TASK TO COMPLETE
Write out, precisely and in full, each line of the material.

(Dataset excerpts)
........

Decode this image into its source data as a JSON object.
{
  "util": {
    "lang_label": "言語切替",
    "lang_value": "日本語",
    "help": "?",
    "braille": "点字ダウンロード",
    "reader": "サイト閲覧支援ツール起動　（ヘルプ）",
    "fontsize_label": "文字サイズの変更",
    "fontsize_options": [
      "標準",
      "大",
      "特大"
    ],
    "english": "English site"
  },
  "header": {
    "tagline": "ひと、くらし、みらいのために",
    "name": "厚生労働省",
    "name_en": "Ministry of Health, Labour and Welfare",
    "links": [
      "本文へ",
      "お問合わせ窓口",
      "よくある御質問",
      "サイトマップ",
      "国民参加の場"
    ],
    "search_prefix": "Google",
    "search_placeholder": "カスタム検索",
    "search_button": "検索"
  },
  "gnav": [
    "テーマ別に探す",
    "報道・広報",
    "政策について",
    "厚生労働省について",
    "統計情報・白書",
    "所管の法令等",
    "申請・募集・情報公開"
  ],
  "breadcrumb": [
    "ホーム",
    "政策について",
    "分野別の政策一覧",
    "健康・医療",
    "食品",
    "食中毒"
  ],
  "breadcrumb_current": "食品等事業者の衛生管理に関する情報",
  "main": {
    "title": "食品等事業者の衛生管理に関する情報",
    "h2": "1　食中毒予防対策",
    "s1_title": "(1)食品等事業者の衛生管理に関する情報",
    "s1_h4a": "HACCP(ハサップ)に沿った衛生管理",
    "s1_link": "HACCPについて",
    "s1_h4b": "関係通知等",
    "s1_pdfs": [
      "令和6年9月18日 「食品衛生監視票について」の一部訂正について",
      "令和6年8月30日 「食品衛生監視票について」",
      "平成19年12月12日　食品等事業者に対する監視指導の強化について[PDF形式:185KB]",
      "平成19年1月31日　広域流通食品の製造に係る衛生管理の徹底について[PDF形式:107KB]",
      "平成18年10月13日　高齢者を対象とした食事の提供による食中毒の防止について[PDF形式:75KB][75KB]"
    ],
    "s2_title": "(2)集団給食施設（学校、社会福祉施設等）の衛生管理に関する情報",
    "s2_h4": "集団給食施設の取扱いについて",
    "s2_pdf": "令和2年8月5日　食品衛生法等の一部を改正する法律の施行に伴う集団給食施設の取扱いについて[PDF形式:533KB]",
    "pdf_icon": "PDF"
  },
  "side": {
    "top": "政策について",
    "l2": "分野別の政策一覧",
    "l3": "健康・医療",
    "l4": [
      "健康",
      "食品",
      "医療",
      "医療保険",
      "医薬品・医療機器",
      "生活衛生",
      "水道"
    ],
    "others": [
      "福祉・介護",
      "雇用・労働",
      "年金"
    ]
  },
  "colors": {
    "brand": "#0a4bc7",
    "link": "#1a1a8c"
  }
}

........

FULL ANSWER
Decode this image into its source data as a JSON object.
{
  "util": {
    "lang_label": "言語切替",
    "lang_value": "日本語",
    "help": "?",
    "braille": "点字ダウンロード",
    "reader": "サイト閲覧支援ツール起動　（ヘルプ）",
    "fontsize_label": "文字サイズの変更",
    "fontsize_options": [
      "標準",
      "大",
      "特大"
    ],
    "english": "English site"
  },
  "header": {
    "tagline": "ひと、くらし、みらいのために",
    "name": "厚生労働省",
    "name_en": "Ministry of Health, Labour and Welfare",
    "links": [
      "本文へ",
      "お問合わせ窓口",
      "よくある御質問",
      "サイトマップ",
      "国民参加の場"
    ],
    "search_prefix": "Google",
    "search_placeholder": "カスタム検索",
    "search_button": "検索"
  },
  "gnav": [
    "テーマ別に探す",
    "報道・広報",
    "政策について",
    "厚生労働省について",
    "統計情報・白書",
    "所管の法令等",
    "申請・募集・情報公開"
  ],
  "breadcrumb": [
    "ホーム",
    "政策について",
    "分野別の政策一覧",
    "健康・医療",
    "食品",
    "食中毒"
  ],
  "breadcrumb_current": "食品等事業者の衛生管理に関する情報",
  "main": {
    "title": "食品等事業者の衛生管理に関する情報",
    "h2": "1　食中毒予防対策",
    "s1_title": "(1)食品等事業者の衛生管理に関する情報",
    "s1_h4a": "HACCP(ハサップ)に沿った衛生管理",
    "s1_link": "HACCPについて",
    "s1_h4b": "関係通知等",
    "s1_pdfs": [
      "令和6年9月18日 「食品衛生監視票について」の一部訂正について",
      "令和6年8月30日 「食品衛生監視票について」",
      "平成19年12月12日　食品等事業者に対する監視指導の強化について[PDF形式:185KB]",
      "平成19年1月31日　広域流通食品の製造に係る衛生管理の徹底について[PDF形式:107KB]",
      "平成18年10月13日　高齢者を対象とした食事の提供による食中毒の防止について[PDF形式:75KB][75KB]"
    ],
    "s2_title": "(2)集団給食施設（学校、社会福祉施設等）の衛生管理に関する情報",
    "s2_h4": "集団給食施設の取扱いについて",
    "s2_pdf": "令和2年8月5日　食品衛生法等の一部を改正する法律の施行に伴う集団給食施設の取扱いについて[PDF形式:533KB]",
    "pdf_icon": "PDF"
  },
  "side": {
    "top": "政策について",
    "l2": "分野別の政策一覧",
    "l3": "健康・医療",
    "l4": [
      "健康",
      "食品",
      "医療",
      "医療保険",
      "医薬品・医療機器",
      "生活衛生",
      "水道"
    ],
    "others": [
      "福祉・介護",
      "雇用・労働",
      "年金"
    ]
  },
  "colors": {
    "brand": "#0a4bc7",
    "link": "#1a1a8c"
  }
}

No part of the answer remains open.